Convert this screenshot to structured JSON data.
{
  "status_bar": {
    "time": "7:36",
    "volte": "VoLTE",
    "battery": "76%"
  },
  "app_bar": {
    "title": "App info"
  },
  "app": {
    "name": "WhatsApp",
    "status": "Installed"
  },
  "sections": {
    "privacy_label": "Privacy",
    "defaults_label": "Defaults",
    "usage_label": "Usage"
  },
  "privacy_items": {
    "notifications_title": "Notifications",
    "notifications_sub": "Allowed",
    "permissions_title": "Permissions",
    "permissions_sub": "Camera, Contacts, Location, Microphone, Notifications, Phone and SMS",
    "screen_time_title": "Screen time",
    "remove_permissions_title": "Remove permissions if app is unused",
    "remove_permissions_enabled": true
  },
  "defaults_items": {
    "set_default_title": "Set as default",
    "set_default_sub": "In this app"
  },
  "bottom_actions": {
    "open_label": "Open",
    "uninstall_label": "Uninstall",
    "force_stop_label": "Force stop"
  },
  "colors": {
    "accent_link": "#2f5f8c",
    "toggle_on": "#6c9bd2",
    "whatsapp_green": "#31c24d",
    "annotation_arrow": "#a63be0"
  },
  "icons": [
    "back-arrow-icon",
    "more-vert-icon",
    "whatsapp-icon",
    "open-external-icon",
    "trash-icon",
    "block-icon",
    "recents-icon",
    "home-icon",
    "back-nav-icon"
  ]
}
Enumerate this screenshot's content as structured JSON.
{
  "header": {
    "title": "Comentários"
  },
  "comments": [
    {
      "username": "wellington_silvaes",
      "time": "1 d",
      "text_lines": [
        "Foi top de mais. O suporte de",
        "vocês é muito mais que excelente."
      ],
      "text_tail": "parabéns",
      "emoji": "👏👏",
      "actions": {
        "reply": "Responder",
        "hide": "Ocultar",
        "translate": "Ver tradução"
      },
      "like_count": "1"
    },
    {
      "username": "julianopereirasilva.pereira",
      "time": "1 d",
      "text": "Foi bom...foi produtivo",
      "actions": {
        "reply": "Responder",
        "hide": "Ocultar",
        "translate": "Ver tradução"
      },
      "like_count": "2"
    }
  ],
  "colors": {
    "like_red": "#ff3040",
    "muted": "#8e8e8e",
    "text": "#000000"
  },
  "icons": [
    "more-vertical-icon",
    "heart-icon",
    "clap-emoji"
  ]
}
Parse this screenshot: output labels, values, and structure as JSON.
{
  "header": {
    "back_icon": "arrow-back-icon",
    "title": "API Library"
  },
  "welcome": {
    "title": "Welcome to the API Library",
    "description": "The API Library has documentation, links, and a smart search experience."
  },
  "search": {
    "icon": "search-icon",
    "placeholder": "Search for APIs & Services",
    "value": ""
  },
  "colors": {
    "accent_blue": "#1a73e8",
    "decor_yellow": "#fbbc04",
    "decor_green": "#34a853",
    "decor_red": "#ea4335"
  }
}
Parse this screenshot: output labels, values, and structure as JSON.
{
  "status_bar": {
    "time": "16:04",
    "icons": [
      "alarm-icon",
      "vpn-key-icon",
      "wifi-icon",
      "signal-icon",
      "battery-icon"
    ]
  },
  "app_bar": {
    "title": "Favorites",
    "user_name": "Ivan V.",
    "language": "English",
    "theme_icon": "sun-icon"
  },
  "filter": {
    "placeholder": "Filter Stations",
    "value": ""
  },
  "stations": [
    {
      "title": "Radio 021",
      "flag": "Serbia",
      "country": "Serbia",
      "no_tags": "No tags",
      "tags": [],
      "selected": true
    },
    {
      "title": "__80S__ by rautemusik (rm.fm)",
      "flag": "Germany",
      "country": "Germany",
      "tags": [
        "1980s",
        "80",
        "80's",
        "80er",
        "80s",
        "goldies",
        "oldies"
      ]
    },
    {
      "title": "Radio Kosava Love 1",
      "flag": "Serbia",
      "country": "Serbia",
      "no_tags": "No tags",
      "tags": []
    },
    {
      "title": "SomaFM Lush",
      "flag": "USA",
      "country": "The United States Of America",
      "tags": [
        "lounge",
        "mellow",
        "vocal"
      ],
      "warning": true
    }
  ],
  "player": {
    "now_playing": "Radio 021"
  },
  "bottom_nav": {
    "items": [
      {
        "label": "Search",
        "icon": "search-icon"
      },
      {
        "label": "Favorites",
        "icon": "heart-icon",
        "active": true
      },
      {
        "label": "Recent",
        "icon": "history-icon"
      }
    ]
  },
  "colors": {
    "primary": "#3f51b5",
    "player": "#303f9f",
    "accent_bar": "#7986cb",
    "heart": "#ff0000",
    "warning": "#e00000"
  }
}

_TO BE DONE_
Output the listing above word for word.

_RESULT_
Convert this screenshot to structured JSON data.
{
  "status_bar": {
    "time": "7:36",
    "volte": "VoLTE",
    "battery": "76%"
  },
  "app_bar": {
    "title": "App info"
  },
  "app": {
    "name": "WhatsApp",
    "status": "Installed"
  },
  "sections": {
    "privacy_label": "Privacy",
    "defaults_label": "Defaults",
    "usage_label": "Usage"
  },
  "privacy_items": {
    "notifications_title": "Notifications",
    "notifications_sub": "Allowed",
    "permissions_title": "Permissions",
    "permissions_sub": "Camera, Contacts, Location, Microphone, Notifications, Phone and SMS",
    "screen_time_title": "Screen time",
    "remove_permissions_title": "Remove permissions if app is unused",
    "remove_permissions_enabled": true
  },
  "defaults_items": {
    "set_default_title": "Set as default",
    "set_default_sub": "In this app"
  },
  "bottom_actions": {
    "open_label": "Open",
    "uninstall_label": "Uninstall",
    "force_stop_label": "Force stop"
  },
  "colors": {
    "accent_link": "#2f5f8c",
    "toggle_on": "#6c9bd2",
    "whatsapp_green": "#31c24d",
    "annotation_arrow": "#a63be0"
  },
  "icons": [
    "back-arrow-icon",
    "more-vert-icon",
    "whatsapp-icon",
    "open-external-icon",
    "trash-icon",
    "block-icon",
    "recents-icon",
    "home-icon",
    "back-nav-icon"
  ]
}
Enumerate this screenshot's content as structured JSON.
{
  "header": {
    "title": "Comentários"
  },
  "comments": [
    {
      "username": "wellington_silvaes",
      "time": "1 d",
      "text_lines": [
        "Foi top de mais. O suporte de",
        "vocês é muito mais que excelente."
      ],
      "text_tail": "parabéns",
      "emoji": "👏👏",
      "actions": {
        "reply": "Responder",
        "hide": "Ocultar",
        "translate": "Ver tradução"
      },
      "like_count": "1"
    },
    {
      "username": "julianopereirasilva.pereira",
      "time": "1 d",
      "text": "Foi bom...foi produtivo",
      "actions": {
        "reply": "Responder",
        "hide": "Ocultar",
        "translate": "Ver tradução"
      },
      "like_count": "2"
    }
  ],
  "colors": {
    "like_red": "#ff3040",
    "muted": "#8e8e8e",
    "text": "#000000"
  },
  "icons": [
    "more-vertical-icon",
    "heart-icon",
    "clap-emoji"
  ]
}
Parse this screenshot: output labels, values, and structure as JSON.
{
  "header": {
    "back_icon": "arrow-back-icon",
    "title": "API Library"
  },
  "welcome": {
    "title": "Welcome to the API Library",
    "description": "The API Library has documentation, links, and a smart search experience."
  },
  "search": {
    "icon": "search-icon",
    "placeholder": "Search for APIs & Services",
    "value": ""
  },
  "colors": {
    "accent_blue": "#1a73e8",
    "decor_yellow": "#fbbc04",
    "decor_green": "#34a853",
    "decor_red": "#ea4335"
  }
}
Parse this screenshot: output labels, values, and structure as JSON.
{
  "status_bar": {
    "time": "16:04",
    "icons": [
      "alarm-icon",
      "vpn-key-icon",
      "wifi-icon",
      "signal-icon",
      "battery-icon"
    ]
  },
  "app_bar": {
    "title": "Favorites",
    "user_name": "Ivan V.",
    "language": "English",
    "theme_icon": "sun-icon"
  },
  "filter": {
    "placeholder": "Filter Stations",
    "value": ""
  },
  "stations": [
    {
      "title": "Radio 021",
      "flag": "Serbia",
      "country": "Serbia",
      "no_tags": "No tags",
      "tags": [],
      "selected": true
    },
    {
      "title": "__80S__ by rautemusik (rm.fm)",
      "flag": "Germany",
      "country": "Germany",
      "tags": [
        "1980s",
        "80",
        "80's",
        "80er",
        "80s",
        "goldies",
        "oldies"
      ]
    },
    {
      "title": "Radio Kosava Love 1",
      "flag": "Serbia",
      "country": "Serbia",
      "no_tags": "No tags",
      "tags": []
    },
    {
      "title": "SomaFM Lush",
      "flag": "USA",
      "country": "The United States Of America",
      "tags": [
        "lounge",
        "mellow",
        "vocal"
      ],
      "warning": true
    }
  ],
  "player": {
    "now_playing": "Radio 021"
  },
  "bottom_nav": {
    "items": [
      {
        "label": "Search",
        "icon": "search-icon"
      },
      {
        "label": "Favorites",
        "icon": "heart-icon",
        "active": true
      },
      {
        "label": "Recent",
        "icon": "history-icon"
      }
    ]
  },
  "colors": {
    "primary": "#3f51b5",
    "player": "#303f9f",
    "accent_bar": "#7986cb",
    "heart": "#ff0000",
    "warning": "#e00000"
  }
}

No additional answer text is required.